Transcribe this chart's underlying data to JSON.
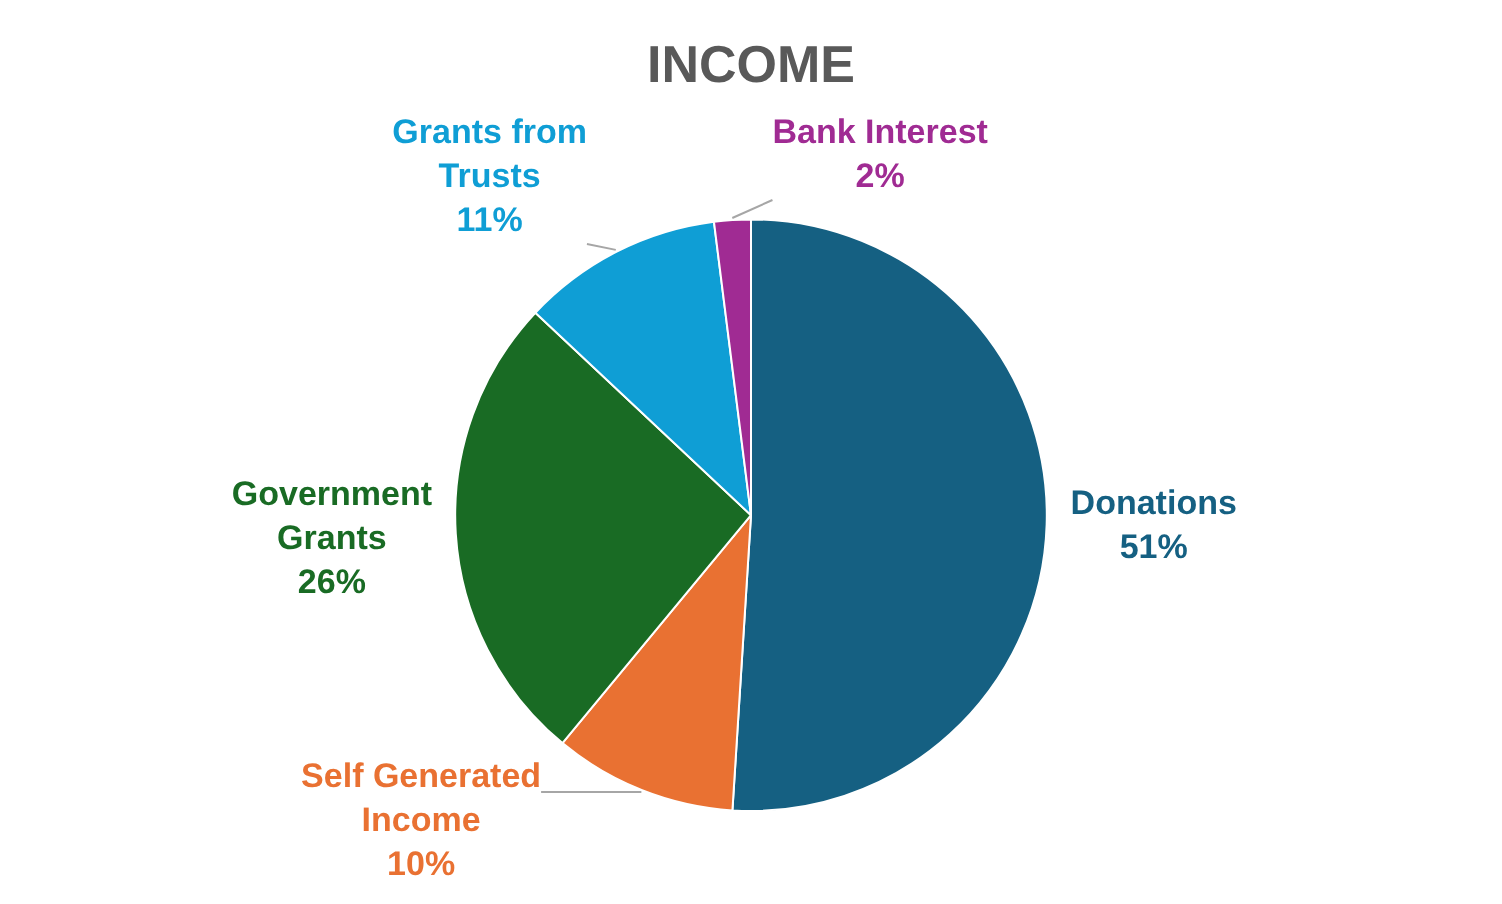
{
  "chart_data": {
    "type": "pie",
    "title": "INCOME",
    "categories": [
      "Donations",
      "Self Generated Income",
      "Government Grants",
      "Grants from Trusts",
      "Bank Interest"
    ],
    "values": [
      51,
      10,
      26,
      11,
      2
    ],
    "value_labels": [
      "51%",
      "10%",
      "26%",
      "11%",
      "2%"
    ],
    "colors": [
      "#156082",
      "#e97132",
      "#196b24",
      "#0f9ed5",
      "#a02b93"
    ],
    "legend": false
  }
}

───

- What is required: Your copy should match the entries exactly, minus the pictures.

- Result of the exercise:
Transcribe this chart's underlying data to JSON.
{
  "chart_data": {
    "type": "pie",
    "title": "INCOME",
    "categories": [
      "Donations",
      "Self Generated Income",
      "Government Grants",
      "Grants from Trusts",
      "Bank Interest"
    ],
    "values": [
      51,
      10,
      26,
      11,
      2
    ],
    "value_labels": [
      "51%",
      "10%",
      "26%",
      "11%",
      "2%"
    ],
    "colors": [
      "#156082",
      "#e97132",
      "#196b24",
      "#0f9ed5",
      "#a02b93"
    ],
    "legend": false
  }
}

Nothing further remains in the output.